> _Listed entries_:
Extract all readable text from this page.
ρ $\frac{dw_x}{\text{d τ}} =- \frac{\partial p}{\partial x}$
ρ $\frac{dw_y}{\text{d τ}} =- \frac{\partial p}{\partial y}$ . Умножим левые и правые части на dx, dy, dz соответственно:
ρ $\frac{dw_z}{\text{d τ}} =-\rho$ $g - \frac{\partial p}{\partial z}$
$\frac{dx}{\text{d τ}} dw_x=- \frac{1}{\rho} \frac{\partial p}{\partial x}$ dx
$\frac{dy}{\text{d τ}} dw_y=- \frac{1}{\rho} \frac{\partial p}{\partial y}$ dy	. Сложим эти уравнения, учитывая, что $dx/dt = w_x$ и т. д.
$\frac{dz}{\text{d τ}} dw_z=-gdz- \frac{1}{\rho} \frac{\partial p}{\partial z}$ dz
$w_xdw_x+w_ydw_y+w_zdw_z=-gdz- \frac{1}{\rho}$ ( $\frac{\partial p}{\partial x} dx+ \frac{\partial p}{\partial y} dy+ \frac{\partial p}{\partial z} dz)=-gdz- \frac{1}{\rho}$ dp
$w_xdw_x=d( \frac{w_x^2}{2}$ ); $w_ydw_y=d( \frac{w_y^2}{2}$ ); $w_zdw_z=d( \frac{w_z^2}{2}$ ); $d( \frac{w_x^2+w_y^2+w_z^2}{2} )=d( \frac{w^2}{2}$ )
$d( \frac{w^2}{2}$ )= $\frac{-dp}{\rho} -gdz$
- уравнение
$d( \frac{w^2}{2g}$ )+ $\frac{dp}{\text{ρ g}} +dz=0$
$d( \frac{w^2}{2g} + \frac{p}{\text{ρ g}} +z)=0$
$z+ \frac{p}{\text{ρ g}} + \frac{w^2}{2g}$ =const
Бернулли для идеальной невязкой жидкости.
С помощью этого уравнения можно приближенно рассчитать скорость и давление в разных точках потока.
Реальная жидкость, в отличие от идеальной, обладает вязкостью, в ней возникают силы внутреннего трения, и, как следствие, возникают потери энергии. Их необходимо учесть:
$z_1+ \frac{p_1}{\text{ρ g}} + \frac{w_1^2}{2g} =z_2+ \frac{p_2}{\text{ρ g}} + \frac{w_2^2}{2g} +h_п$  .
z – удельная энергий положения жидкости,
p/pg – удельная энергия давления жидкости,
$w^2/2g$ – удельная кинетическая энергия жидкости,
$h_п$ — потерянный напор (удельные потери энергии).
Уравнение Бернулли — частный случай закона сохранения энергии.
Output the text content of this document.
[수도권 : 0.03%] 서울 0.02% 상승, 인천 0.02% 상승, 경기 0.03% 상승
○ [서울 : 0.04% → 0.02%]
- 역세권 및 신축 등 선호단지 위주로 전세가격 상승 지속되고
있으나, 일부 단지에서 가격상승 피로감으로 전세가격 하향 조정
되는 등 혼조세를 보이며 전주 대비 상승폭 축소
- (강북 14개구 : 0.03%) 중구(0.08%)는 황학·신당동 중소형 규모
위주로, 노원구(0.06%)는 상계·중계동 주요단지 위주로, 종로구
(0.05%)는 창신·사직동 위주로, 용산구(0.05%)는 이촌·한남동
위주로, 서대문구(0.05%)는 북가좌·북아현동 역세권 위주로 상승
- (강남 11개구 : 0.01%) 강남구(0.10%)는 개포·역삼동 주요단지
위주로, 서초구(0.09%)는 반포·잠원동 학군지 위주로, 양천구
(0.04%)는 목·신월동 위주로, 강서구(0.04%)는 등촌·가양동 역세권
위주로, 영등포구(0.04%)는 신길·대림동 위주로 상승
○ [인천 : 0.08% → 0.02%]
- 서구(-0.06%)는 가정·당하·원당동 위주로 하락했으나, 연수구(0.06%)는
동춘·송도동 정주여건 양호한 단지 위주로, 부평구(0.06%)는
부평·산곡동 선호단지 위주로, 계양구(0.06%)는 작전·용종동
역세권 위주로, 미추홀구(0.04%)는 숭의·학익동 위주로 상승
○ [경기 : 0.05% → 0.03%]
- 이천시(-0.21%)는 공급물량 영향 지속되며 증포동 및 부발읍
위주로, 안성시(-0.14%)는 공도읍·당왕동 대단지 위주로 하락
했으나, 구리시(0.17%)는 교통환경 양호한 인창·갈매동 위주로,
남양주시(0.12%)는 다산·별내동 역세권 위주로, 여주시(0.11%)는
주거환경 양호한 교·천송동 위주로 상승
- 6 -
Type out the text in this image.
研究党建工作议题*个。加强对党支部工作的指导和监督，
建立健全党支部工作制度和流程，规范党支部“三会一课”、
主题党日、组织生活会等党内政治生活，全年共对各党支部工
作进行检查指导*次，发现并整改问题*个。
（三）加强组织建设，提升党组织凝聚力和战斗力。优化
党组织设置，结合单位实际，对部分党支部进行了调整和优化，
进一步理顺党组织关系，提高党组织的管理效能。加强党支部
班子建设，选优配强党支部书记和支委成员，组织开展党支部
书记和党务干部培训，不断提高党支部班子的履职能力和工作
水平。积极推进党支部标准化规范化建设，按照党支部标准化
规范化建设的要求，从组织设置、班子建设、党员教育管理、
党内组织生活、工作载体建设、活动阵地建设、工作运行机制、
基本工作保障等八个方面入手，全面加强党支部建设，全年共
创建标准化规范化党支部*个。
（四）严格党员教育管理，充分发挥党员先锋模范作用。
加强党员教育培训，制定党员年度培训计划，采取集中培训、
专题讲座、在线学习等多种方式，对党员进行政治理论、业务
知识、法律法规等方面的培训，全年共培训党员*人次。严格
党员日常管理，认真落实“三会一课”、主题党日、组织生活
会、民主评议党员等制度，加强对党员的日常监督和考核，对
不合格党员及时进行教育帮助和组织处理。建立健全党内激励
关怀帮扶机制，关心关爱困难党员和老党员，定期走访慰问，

> _Problem requirements_:
Find the number of lines in which the word "三会一课" occurs, and write nothing but that number.

> _Task solution_:
2